| WHAT IS EXPECTED |
Copy every line of the data in which the word "name" occurs.

Records that describe figures:
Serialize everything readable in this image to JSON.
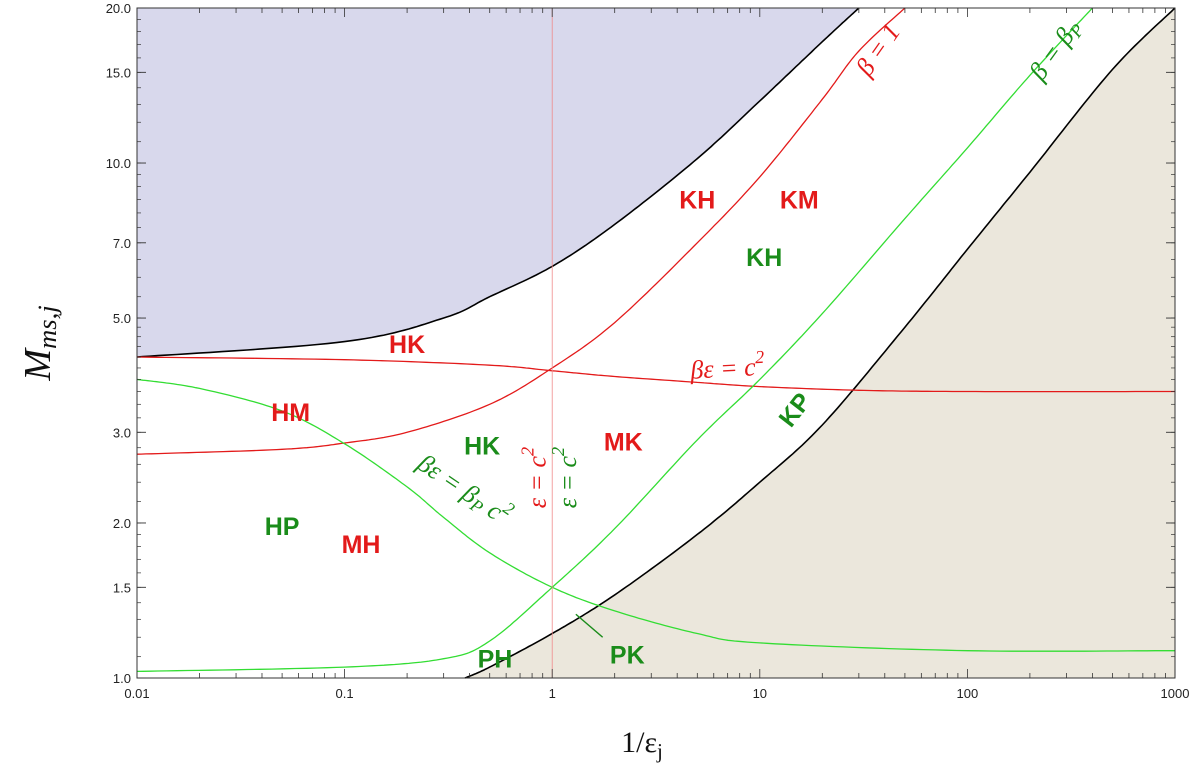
{
  "chart_data": {
    "type": "line",
    "title": "",
    "xlabel": "1/ε_j",
    "ylabel": "M_ms,j",
    "xscale": "log",
    "yscale": "log",
    "xlim": [
      0.01,
      1000
    ],
    "ylim": [
      1.0,
      20.0
    ],
    "x_tick_labels": [
      "0.01",
      "0.1",
      "1",
      "10",
      "100",
      "1000"
    ],
    "y_tick_labels": [
      "1.0",
      "1.5",
      "2.0",
      "3.0",
      "5.0",
      "7.0",
      "10.0",
      "15.0",
      "20.0"
    ],
    "colors": {
      "red": "#e31a1a",
      "green": "#1a8c1a",
      "bright_green": "#33dd33",
      "black": "#000000",
      "upper_fill": "#d8d8ec",
      "lower_fill": "#ebe7dc"
    },
    "series": [
      {
        "color": "black",
        "x": [
          0.01,
          0.1,
          0.3,
          0.5,
          1,
          2,
          5,
          10,
          20,
          30
        ],
        "y": [
          4.2,
          4.5,
          5.0,
          5.5,
          6.3,
          7.6,
          10.2,
          13.2,
          17.2,
          20.0
        ]
      },
      {
        "color": "black",
        "x": [
          0.38,
          0.5,
          1,
          2,
          5,
          10,
          20,
          50,
          100,
          200,
          500,
          1000
        ],
        "y": [
          1.0,
          1.05,
          1.22,
          1.45,
          1.9,
          2.4,
          3.1,
          4.8,
          6.8,
          9.6,
          15.2,
          20.0
        ]
      },
      {
        "name": "β = 1",
        "color": "red",
        "x": [
          0.01,
          0.05,
          0.1,
          0.2,
          0.5,
          1,
          2,
          5,
          10,
          20,
          30,
          50
        ],
        "y": [
          2.72,
          2.78,
          2.86,
          3.0,
          3.4,
          4.0,
          4.9,
          7.0,
          9.4,
          13.3,
          16.5,
          20.0
        ]
      },
      {
        "name": "βε = c²",
        "color": "red",
        "x": [
          0.01,
          0.1,
          0.5,
          1,
          2,
          5,
          10,
          30,
          100,
          1000
        ],
        "y": [
          4.2,
          4.15,
          4.05,
          3.95,
          3.85,
          3.75,
          3.68,
          3.62,
          3.6,
          3.6
        ]
      },
      {
        "name": "β = β_P",
        "color": "bright_green",
        "x": [
          0.01,
          0.1,
          0.3,
          0.5,
          1,
          2,
          5,
          10,
          20,
          50,
          100,
          200,
          400
        ],
        "y": [
          1.03,
          1.05,
          1.09,
          1.18,
          1.5,
          1.95,
          2.9,
          3.8,
          5.1,
          7.8,
          10.7,
          14.8,
          20.0
        ]
      },
      {
        "name": "βε = β_P c²",
        "color": "bright_green",
        "x": [
          0.01,
          0.02,
          0.05,
          0.1,
          0.2,
          0.3,
          0.5,
          1,
          2,
          5,
          10,
          100,
          1000
        ],
        "y": [
          3.8,
          3.65,
          3.3,
          2.85,
          2.35,
          2.05,
          1.75,
          1.5,
          1.35,
          1.22,
          1.17,
          1.13,
          1.13
        ]
      },
      {
        "name": "ε = c²",
        "color": "red",
        "x": [
          1,
          1
        ],
        "y": [
          1.0,
          20.0
        ]
      }
    ],
    "annotations": [
      {
        "text": "HK",
        "color": "red",
        "x": 0.2,
        "y": 4.4
      },
      {
        "text": "KH",
        "color": "red",
        "x": 5.0,
        "y": 8.4
      },
      {
        "text": "KM",
        "color": "red",
        "x": 15.5,
        "y": 8.4
      },
      {
        "text": "KH",
        "color": "green",
        "x": 10.5,
        "y": 6.5
      },
      {
        "text": "HM",
        "color": "red",
        "x": 0.055,
        "y": 3.25
      },
      {
        "text": "HK",
        "color": "green",
        "x": 0.46,
        "y": 2.8
      },
      {
        "text": "MK",
        "color": "red",
        "x": 2.2,
        "y": 2.85
      },
      {
        "text": "HP",
        "color": "green",
        "x": 0.05,
        "y": 1.95
      },
      {
        "text": "MH",
        "color": "red",
        "x": 0.12,
        "y": 1.8
      },
      {
        "text": "PH",
        "color": "green",
        "x": 0.53,
        "y": 1.08
      },
      {
        "text": "PK",
        "color": "green",
        "x": 2.3,
        "y": 1.1
      },
      {
        "text": "KP",
        "color": "green",
        "x": 15,
        "y": 3.3
      },
      {
        "text": "ε = c²",
        "color": "red",
        "x": 0.87,
        "y": 2.45
      },
      {
        "text": "ε = c²",
        "color": "green",
        "x": 1.22,
        "y": 2.45
      },
      {
        "text": "β = 1",
        "color": "red",
        "x": 38,
        "y": 16.5
      },
      {
        "text": "βε = c²",
        "color": "red",
        "x": 7.0,
        "y": 3.95
      },
      {
        "text": "β = β_P",
        "color": "green",
        "x": 270,
        "y": 16.5
      },
      {
        "text": "βε = β_P c²",
        "color": "green",
        "x": 0.37,
        "y": 2.3
      }
    ]
  }
}
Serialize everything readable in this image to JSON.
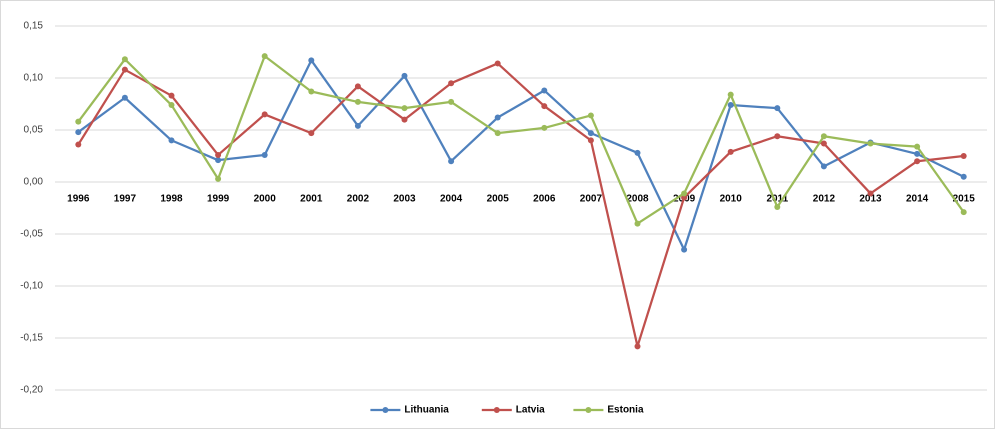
{
  "chart_data": {
    "type": "line",
    "categories": [
      "1996",
      "1997",
      "1998",
      "1999",
      "2000",
      "2001",
      "2002",
      "2003",
      "2004",
      "2005",
      "2006",
      "2007",
      "2008",
      "2009",
      "2010",
      "2011",
      "2012",
      "2013",
      "2014",
      "2015"
    ],
    "series": [
      {
        "name": "Lithuania",
        "color": "#4f81bd",
        "values": [
          0.048,
          0.081,
          0.04,
          0.021,
          0.026,
          0.117,
          0.054,
          0.102,
          0.02,
          0.062,
          0.088,
          0.047,
          0.028,
          -0.065,
          0.074,
          0.071,
          0.015,
          0.038,
          0.027,
          0.005
        ]
      },
      {
        "name": "Latvia",
        "color": "#c0504d",
        "values": [
          0.036,
          0.108,
          0.083,
          0.026,
          0.065,
          0.047,
          0.092,
          0.06,
          0.095,
          0.114,
          0.073,
          0.04,
          -0.158,
          -0.015,
          0.029,
          0.044,
          0.037,
          -0.011,
          0.02,
          0.025
        ]
      },
      {
        "name": "Estonia",
        "color": "#9bbb59",
        "values": [
          0.058,
          0.118,
          0.074,
          0.003,
          0.121,
          0.087,
          0.077,
          0.071,
          0.077,
          0.047,
          0.052,
          0.064,
          -0.04,
          -0.011,
          0.084,
          -0.024,
          0.044,
          0.037,
          0.034,
          -0.029
        ]
      }
    ],
    "ylim": [
      -0.2,
      0.15
    ],
    "yticks": [
      {
        "value": -0.2,
        "label": "-0,20"
      },
      {
        "value": -0.15,
        "label": "-0,15"
      },
      {
        "value": -0.1,
        "label": "-0,10"
      },
      {
        "value": -0.05,
        "label": "-0,05"
      },
      {
        "value": 0,
        "label": "0,00"
      },
      {
        "value": 0.05,
        "label": "0,05"
      },
      {
        "value": 0.1,
        "label": "0,10"
      },
      {
        "value": 0.15,
        "label": "0,15"
      }
    ],
    "grid": true,
    "legend": "bottom"
  }
}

| SOLUTION |
        "name": "β = 1",
        "name": "βε = c²",
        "name": "β = β_P",
        "name": "βε = β_P c²",
        "name": "ε = c²",
        "name": "Lithuania",
        "name": "Latvia",
        "name": "Estonia",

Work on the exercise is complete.